Start

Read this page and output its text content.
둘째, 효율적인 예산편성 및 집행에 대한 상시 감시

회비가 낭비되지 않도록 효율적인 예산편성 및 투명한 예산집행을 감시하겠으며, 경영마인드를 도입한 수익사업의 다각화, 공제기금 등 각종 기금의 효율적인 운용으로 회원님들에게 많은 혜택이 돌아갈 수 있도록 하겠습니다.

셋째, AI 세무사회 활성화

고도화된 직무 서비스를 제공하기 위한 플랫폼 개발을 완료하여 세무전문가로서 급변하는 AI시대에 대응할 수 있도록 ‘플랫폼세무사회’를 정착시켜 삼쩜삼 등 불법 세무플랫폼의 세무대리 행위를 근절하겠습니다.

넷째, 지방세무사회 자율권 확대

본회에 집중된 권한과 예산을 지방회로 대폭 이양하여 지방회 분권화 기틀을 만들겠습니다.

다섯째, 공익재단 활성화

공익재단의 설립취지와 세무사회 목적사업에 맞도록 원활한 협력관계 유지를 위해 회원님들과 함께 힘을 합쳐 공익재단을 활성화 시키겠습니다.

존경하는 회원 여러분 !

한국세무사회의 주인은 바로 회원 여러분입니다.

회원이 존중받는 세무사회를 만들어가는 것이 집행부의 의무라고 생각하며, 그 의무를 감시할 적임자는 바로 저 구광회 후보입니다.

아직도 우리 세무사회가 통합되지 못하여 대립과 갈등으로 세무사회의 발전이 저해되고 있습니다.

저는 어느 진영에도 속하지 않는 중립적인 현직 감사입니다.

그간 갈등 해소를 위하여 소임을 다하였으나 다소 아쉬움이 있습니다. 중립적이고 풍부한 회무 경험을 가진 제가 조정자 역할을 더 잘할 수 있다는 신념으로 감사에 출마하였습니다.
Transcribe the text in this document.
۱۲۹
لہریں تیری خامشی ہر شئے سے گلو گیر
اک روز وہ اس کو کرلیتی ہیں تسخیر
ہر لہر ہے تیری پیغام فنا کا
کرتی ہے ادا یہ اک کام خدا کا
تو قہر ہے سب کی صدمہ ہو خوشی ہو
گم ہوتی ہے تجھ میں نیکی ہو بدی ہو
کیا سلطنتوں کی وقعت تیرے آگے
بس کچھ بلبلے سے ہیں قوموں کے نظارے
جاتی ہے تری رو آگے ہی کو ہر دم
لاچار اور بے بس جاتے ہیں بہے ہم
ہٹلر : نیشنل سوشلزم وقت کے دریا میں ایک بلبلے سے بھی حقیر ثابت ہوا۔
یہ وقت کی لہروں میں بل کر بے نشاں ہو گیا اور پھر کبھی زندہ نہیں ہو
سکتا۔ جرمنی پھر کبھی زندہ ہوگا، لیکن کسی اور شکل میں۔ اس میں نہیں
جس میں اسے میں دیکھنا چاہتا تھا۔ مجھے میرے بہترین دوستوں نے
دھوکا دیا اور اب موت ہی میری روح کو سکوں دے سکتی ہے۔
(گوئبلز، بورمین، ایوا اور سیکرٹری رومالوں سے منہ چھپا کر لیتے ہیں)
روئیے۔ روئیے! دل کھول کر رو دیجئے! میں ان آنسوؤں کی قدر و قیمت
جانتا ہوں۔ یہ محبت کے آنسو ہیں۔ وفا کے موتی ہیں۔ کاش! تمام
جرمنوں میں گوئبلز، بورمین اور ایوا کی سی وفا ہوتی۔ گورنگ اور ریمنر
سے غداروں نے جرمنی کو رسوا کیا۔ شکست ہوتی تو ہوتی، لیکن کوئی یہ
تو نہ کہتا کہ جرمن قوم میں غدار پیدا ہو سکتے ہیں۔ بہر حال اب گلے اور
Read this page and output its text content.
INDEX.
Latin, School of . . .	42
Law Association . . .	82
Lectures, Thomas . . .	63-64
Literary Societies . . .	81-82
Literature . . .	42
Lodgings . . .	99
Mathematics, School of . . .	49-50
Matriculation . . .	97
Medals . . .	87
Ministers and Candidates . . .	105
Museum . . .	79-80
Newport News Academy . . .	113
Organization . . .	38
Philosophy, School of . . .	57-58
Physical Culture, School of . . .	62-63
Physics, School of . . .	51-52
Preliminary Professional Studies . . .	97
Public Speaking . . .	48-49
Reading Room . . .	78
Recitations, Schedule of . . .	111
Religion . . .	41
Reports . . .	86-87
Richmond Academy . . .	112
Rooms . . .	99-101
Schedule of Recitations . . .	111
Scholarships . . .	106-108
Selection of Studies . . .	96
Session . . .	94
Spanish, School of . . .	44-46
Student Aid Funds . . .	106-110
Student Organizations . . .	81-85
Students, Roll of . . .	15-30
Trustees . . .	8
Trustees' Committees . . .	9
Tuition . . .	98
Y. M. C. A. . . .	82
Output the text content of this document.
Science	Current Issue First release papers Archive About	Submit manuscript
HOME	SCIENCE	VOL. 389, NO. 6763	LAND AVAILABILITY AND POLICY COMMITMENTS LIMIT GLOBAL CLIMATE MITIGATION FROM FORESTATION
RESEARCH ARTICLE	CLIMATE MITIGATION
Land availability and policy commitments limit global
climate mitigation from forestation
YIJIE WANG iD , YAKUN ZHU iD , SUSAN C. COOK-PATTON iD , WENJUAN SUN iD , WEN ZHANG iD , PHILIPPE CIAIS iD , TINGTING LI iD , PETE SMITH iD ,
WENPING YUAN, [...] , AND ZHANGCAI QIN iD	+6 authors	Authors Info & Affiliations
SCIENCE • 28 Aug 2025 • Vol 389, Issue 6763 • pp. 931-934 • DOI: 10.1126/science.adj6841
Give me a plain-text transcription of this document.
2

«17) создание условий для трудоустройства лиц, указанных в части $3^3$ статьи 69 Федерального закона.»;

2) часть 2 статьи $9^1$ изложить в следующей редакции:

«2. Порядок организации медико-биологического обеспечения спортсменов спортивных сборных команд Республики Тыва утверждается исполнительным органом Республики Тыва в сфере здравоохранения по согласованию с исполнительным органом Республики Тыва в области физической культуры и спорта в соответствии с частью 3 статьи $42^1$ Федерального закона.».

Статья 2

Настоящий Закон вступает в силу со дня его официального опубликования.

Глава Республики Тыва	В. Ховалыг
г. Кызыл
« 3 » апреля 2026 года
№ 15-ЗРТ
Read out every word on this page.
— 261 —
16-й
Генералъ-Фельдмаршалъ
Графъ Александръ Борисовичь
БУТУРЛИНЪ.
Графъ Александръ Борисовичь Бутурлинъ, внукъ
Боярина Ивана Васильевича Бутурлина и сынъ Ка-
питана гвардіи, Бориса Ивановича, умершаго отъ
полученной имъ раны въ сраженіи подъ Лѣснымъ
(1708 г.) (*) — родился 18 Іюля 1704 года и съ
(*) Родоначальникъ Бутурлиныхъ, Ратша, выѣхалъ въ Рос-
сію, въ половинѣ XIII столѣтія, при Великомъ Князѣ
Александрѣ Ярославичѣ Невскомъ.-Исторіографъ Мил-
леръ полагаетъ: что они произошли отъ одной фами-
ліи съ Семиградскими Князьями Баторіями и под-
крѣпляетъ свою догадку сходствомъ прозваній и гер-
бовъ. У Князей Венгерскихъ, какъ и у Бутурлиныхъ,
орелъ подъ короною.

End

• Task instructions: Reproduce the whole listing word for word.

• Written answer:
Read this page and output its text content.
둘째, 효율적인 예산편성 및 집행에 대한 상시 감시

회비가 낭비되지 않도록 효율적인 예산편성 및 투명한 예산집행을 감시하겠으며, 경영마인드를 도입한 수익사업의 다각화, 공제기금 등 각종 기금의 효율적인 운용으로 회원님들에게 많은 혜택이 돌아갈 수 있도록 하겠습니다.

셋째, AI 세무사회 활성화

고도화된 직무 서비스를 제공하기 위한 플랫폼 개발을 완료하여 세무전문가로서 급변하는 AI시대에 대응할 수 있도록 ‘플랫폼세무사회’를 정착시켜 삼쩜삼 등 불법 세무플랫폼의 세무대리 행위를 근절하겠습니다.

넷째, 지방세무사회 자율권 확대

본회에 집중된 권한과 예산을 지방회로 대폭 이양하여 지방회 분권화 기틀을 만들겠습니다.

다섯째, 공익재단 활성화

공익재단의 설립취지와 세무사회 목적사업에 맞도록 원활한 협력관계 유지를 위해 회원님들과 함께 힘을 합쳐 공익재단을 활성화 시키겠습니다.

존경하는 회원 여러분 !

한국세무사회의 주인은 바로 회원 여러분입니다.

회원이 존중받는 세무사회를 만들어가는 것이 집행부의 의무라고 생각하며, 그 의무를 감시할 적임자는 바로 저 구광회 후보입니다.

아직도 우리 세무사회가 통합되지 못하여 대립과 갈등으로 세무사회의 발전이 저해되고 있습니다.

저는 어느 진영에도 속하지 않는 중립적인 현직 감사입니다.

그간 갈등 해소를 위하여 소임을 다하였으나 다소 아쉬움이 있습니다. 중립적이고 풍부한 회무 경험을 가진 제가 조정자 역할을 더 잘할 수 있다는 신념으로 감사에 출마하였습니다.
Transcribe the text in this document.
۱۲۹
لہریں تیری خامشی ہر شئے سے گلو گیر
اک روز وہ اس کو کرلیتی ہیں تسخیر
ہر لہر ہے تیری پیغام فنا کا
کرتی ہے ادا یہ اک کام خدا کا
تو قہر ہے سب کی صدمہ ہو خوشی ہو
گم ہوتی ہے تجھ میں نیکی ہو بدی ہو
کیا سلطنتوں کی وقعت تیرے آگے
بس کچھ بلبلے سے ہیں قوموں کے نظارے
جاتی ہے تری رو آگے ہی کو ہر دم
لاچار اور بے بس جاتے ہیں بہے ہم
ہٹلر : نیشنل سوشلزم وقت کے دریا میں ایک بلبلے سے بھی حقیر ثابت ہوا۔
یہ وقت کی لہروں میں بل کر بے نشاں ہو گیا اور پھر کبھی زندہ نہیں ہو
سکتا۔ جرمنی پھر کبھی زندہ ہوگا، لیکن کسی اور شکل میں۔ اس میں نہیں
جس میں اسے میں دیکھنا چاہتا تھا۔ مجھے میرے بہترین دوستوں نے
دھوکا دیا اور اب موت ہی میری روح کو سکوں دے سکتی ہے۔
(گوئبلز، بورمین، ایوا اور سیکرٹری رومالوں سے منہ چھپا کر لیتے ہیں)
روئیے۔ روئیے! دل کھول کر رو دیجئے! میں ان آنسوؤں کی قدر و قیمت
جانتا ہوں۔ یہ محبت کے آنسو ہیں۔ وفا کے موتی ہیں۔ کاش! تمام
جرمنوں میں گوئبلز، بورمین اور ایوا کی سی وفا ہوتی۔ گورنگ اور ریمنر
سے غداروں نے جرمنی کو رسوا کیا۔ شکست ہوتی تو ہوتی، لیکن کوئی یہ
تو نہ کہتا کہ جرمن قوم میں غدار پیدا ہو سکتے ہیں۔ بہر حال اب گلے اور
Read this page and output its text content.
INDEX.
Latin, School of . . .	42
Law Association . . .	82
Lectures, Thomas . . .	63-64
Literary Societies . . .	81-82
Literature . . .	42
Lodgings . . .	99
Mathematics, School of . . .	49-50
Matriculation . . .	97
Medals . . .	87
Ministers and Candidates . . .	105
Museum . . .	79-80
Newport News Academy . . .	113
Organization . . .	38
Philosophy, School of . . .	57-58
Physical Culture, School of . . .	62-63
Physics, School of . . .	51-52
Preliminary Professional Studies . . .	97
Public Speaking . . .	48-49
Reading Room . . .	78
Recitations, Schedule of . . .	111
Religion . . .	41
Reports . . .	86-87
Richmond Academy . . .	112
Rooms . . .	99-101
Schedule of Recitations . . .	111
Scholarships . . .	106-108
Selection of Studies . . .	96
Session . . .	94
Spanish, School of . . .	44-46
Student Aid Funds . . .	106-110
Student Organizations . . .	81-85
Students, Roll of . . .	15-30
Trustees . . .	8
Trustees' Committees . . .	9
Tuition . . .	98
Y. M. C. A. . . .	82
Output the text content of this document.
Science	Current Issue First release papers Archive About	Submit manuscript
HOME	SCIENCE	VOL. 389, NO. 6763	LAND AVAILABILITY AND POLICY COMMITMENTS LIMIT GLOBAL CLIMATE MITIGATION FROM FORESTATION
RESEARCH ARTICLE	CLIMATE MITIGATION
Land availability and policy commitments limit global
climate mitigation from forestation
YIJIE WANG iD , YAKUN ZHU iD , SUSAN C. COOK-PATTON iD , WENJUAN SUN iD , WEN ZHANG iD , PHILIPPE CIAIS iD , TINGTING LI iD , PETE SMITH iD ,
WENPING YUAN, [...] , AND ZHANGCAI QIN iD	+6 authors	Authors Info & Affiliations
SCIENCE • 28 Aug 2025 • Vol 389, Issue 6763 • pp. 931-934 • DOI: 10.1126/science.adj6841
Give me a plain-text transcription of this document.
2

«17) создание условий для трудоустройства лиц, указанных в части $3^3$ статьи 69 Федерального закона.»;

2) часть 2 статьи $9^1$ изложить в следующей редакции:

«2. Порядок организации медико-биологического обеспечения спортсменов спортивных сборных команд Республики Тыва утверждается исполнительным органом Республики Тыва в сфере здравоохранения по согласованию с исполнительным органом Республики Тыва в области физической культуры и спорта в соответствии с частью 3 статьи $42^1$ Федерального закона.».

Статья 2

Настоящий Закон вступает в силу со дня его официального опубликования.

Глава Республики Тыва	В. Ховалыг
г. Кызыл
« 3 » апреля 2026 года
№ 15-ЗРТ
Read out every word on this page.
— 261 —
16-й
Генералъ-Фельдмаршалъ
Графъ Александръ Борисовичь
БУТУРЛИНЪ.
Графъ Александръ Борисовичь Бутурлинъ, внукъ
Боярина Ивана Васильевича Бутурлина и сынъ Ка-
питана гвардіи, Бориса Ивановича, умершаго отъ
полученной имъ раны въ сраженіи подъ Лѣснымъ
(1708 г.) (*) — родился 18 Іюля 1704 года и съ
(*) Родоначальникъ Бутурлиныхъ, Ратша, выѣхалъ въ Рос-
сію, въ половинѣ XIII столѣтія, при Великомъ Князѣ
Александрѣ Ярославичѣ Невскомъ.-Исторіографъ Мил-
леръ полагаетъ: что они произошли отъ одной фами-
ліи съ Семиградскими Князьями Баторіями и под-
крѣпляетъ свою догадку сходствомъ прозваній и гер-
бовъ. У Князей Венгерскихъ, какъ и у Бутурлиныхъ,
орелъ подъ короною.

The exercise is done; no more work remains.